--- start ---

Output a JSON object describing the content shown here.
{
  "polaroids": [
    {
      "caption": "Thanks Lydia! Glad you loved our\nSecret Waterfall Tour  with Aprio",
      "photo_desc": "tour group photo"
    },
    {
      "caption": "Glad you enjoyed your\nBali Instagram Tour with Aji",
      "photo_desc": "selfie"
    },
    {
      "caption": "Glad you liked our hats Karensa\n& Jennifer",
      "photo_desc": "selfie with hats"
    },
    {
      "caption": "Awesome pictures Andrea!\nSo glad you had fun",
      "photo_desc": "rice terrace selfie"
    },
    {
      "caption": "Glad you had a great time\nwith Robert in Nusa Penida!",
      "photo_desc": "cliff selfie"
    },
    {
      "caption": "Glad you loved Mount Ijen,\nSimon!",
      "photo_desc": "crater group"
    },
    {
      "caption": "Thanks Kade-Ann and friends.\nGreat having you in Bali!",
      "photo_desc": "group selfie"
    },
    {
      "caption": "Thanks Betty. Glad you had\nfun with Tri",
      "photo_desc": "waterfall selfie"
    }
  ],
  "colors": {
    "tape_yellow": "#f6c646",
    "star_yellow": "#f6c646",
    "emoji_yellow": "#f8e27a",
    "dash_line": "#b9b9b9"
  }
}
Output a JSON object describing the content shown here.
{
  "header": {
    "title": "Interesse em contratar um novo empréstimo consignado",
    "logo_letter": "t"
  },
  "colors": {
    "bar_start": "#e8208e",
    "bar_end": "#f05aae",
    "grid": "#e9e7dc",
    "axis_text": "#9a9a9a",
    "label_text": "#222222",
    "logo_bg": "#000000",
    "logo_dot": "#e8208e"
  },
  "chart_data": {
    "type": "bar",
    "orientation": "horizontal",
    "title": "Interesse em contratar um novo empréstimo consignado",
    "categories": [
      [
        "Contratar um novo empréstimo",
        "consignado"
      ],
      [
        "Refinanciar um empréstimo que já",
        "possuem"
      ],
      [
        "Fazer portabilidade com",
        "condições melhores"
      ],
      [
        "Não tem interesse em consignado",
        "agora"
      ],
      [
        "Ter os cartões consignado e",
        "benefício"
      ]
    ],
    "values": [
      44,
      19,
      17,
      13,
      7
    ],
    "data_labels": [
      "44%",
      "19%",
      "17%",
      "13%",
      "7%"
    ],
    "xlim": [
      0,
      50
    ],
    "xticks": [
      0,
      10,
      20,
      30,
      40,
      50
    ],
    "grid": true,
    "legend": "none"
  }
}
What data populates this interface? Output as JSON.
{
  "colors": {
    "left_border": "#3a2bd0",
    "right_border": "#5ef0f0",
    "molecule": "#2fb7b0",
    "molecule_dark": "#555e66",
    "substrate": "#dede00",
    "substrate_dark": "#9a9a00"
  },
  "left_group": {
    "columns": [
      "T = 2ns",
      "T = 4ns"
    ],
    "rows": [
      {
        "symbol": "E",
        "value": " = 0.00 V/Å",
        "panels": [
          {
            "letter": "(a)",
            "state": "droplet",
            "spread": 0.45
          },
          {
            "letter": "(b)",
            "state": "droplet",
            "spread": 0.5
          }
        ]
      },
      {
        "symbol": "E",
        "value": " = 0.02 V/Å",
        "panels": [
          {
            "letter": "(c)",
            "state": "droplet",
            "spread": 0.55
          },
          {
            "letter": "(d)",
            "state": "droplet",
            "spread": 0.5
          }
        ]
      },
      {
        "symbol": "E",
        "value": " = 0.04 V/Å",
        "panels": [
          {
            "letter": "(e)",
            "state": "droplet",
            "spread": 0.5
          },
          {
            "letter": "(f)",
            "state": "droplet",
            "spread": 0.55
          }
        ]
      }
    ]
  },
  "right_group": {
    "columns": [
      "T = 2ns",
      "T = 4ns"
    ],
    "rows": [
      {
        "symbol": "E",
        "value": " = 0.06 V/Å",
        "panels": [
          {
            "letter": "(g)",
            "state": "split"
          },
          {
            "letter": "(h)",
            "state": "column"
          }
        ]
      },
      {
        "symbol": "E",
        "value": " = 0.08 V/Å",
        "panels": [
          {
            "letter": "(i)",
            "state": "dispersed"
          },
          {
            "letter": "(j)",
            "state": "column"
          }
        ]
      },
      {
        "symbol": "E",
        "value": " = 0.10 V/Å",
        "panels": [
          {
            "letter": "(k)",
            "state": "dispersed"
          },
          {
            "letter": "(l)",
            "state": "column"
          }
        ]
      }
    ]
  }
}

--- end ---

_TASK_
Copy out all of the records above with nothing altered.

_SOLUTION_
Output a JSON object describing the content shown here.
{
  "polaroids": [
    {
      "caption": "Thanks Lydia! Glad you loved our\nSecret Waterfall Tour  with Aprio",
      "photo_desc": "tour group photo"
    },
    {
      "caption": "Glad you enjoyed your\nBali Instagram Tour with Aji",
      "photo_desc": "selfie"
    },
    {
      "caption": "Glad you liked our hats Karensa\n& Jennifer",
      "photo_desc": "selfie with hats"
    },
    {
      "caption": "Awesome pictures Andrea!\nSo glad you had fun",
      "photo_desc": "rice terrace selfie"
    },
    {
      "caption": "Glad you had a great time\nwith Robert in Nusa Penida!",
      "photo_desc": "cliff selfie"
    },
    {
      "caption": "Glad you loved Mount Ijen,\nSimon!",
      "photo_desc": "crater group"
    },
    {
      "caption": "Thanks Kade-Ann and friends.\nGreat having you in Bali!",
      "photo_desc": "group selfie"
    },
    {
      "caption": "Thanks Betty. Glad you had\nfun with Tri",
      "photo_desc": "waterfall selfie"
    }
  ],
  "colors": {
    "tape_yellow": "#f6c646",
    "star_yellow": "#f6c646",
    "emoji_yellow": "#f8e27a",
    "dash_line": "#b9b9b9"
  }
}
Output a JSON object describing the content shown here.
{
  "header": {
    "title": "Interesse em contratar um novo empréstimo consignado",
    "logo_letter": "t"
  },
  "colors": {
    "bar_start": "#e8208e",
    "bar_end": "#f05aae",
    "grid": "#e9e7dc",
    "axis_text": "#9a9a9a",
    "label_text": "#222222",
    "logo_bg": "#000000",
    "logo_dot": "#e8208e"
  },
  "chart_data": {
    "type": "bar",
    "orientation": "horizontal",
    "title": "Interesse em contratar um novo empréstimo consignado",
    "categories": [
      [
        "Contratar um novo empréstimo",
        "consignado"
      ],
      [
        "Refinanciar um empréstimo que já",
        "possuem"
      ],
      [
        "Fazer portabilidade com",
        "condições melhores"
      ],
      [
        "Não tem interesse em consignado",
        "agora"
      ],
      [
        "Ter os cartões consignado e",
        "benefício"
      ]
    ],
    "values": [
      44,
      19,
      17,
      13,
      7
    ],
    "data_labels": [
      "44%",
      "19%",
      "17%",
      "13%",
      "7%"
    ],
    "xlim": [
      0,
      50
    ],
    "xticks": [
      0,
      10,
      20,
      30,
      40,
      50
    ],
    "grid": true,
    "legend": "none"
  }
}
What data populates this interface? Output as JSON.
{
  "colors": {
    "left_border": "#3a2bd0",
    "right_border": "#5ef0f0",
    "molecule": "#2fb7b0",
    "molecule_dark": "#555e66",
    "substrate": "#dede00",
    "substrate_dark": "#9a9a00"
  },
  "left_group": {
    "columns": [
      "T = 2ns",
      "T = 4ns"
    ],
    "rows": [
      {
        "symbol": "E",
        "value": " = 0.00 V/Å",
        "panels": [
          {
            "letter": "(a)",
            "state": "droplet",
            "spread": 0.45
          },
          {
            "letter": "(b)",
            "state": "droplet",
            "spread": 0.5
          }
        ]
      },
      {
        "symbol": "E",
        "value": " = 0.02 V/Å",
        "panels": [
          {
            "letter": "(c)",
            "state": "droplet",
            "spread": 0.55
          },
          {
            "letter": "(d)",
            "state": "droplet",
            "spread": 0.5
          }
        ]
      },
      {
        "symbol": "E",
        "value": " = 0.04 V/Å",
        "panels": [
          {
            "letter": "(e)",
            "state": "droplet",
            "spread": 0.5
          },
          {
            "letter": "(f)",
            "state": "droplet",
            "spread": 0.55
          }
        ]
      }
    ]
  },
  "right_group": {
    "columns": [
      "T = 2ns",
      "T = 4ns"
    ],
    "rows": [
      {
        "symbol": "E",
        "value": " = 0.06 V/Å",
        "panels": [
          {
            "letter": "(g)",
            "state": "split"
          },
          {
            "letter": "(h)",
            "state": "column"
          }
        ]
      },
      {
        "symbol": "E",
        "value": " = 0.08 V/Å",
        "panels": [
          {
            "letter": "(i)",
            "state": "dispersed"
          },
          {
            "letter": "(j)",
            "state": "column"
          }
        ]
      },
      {
        "symbol": "E",
        "value": " = 0.10 V/Å",
        "panels": [
          {
            "letter": "(k)",
            "state": "dispersed"
          },
          {
            "letter": "(l)",
            "state": "column"
          }
        ]
      }
    ]
  }
}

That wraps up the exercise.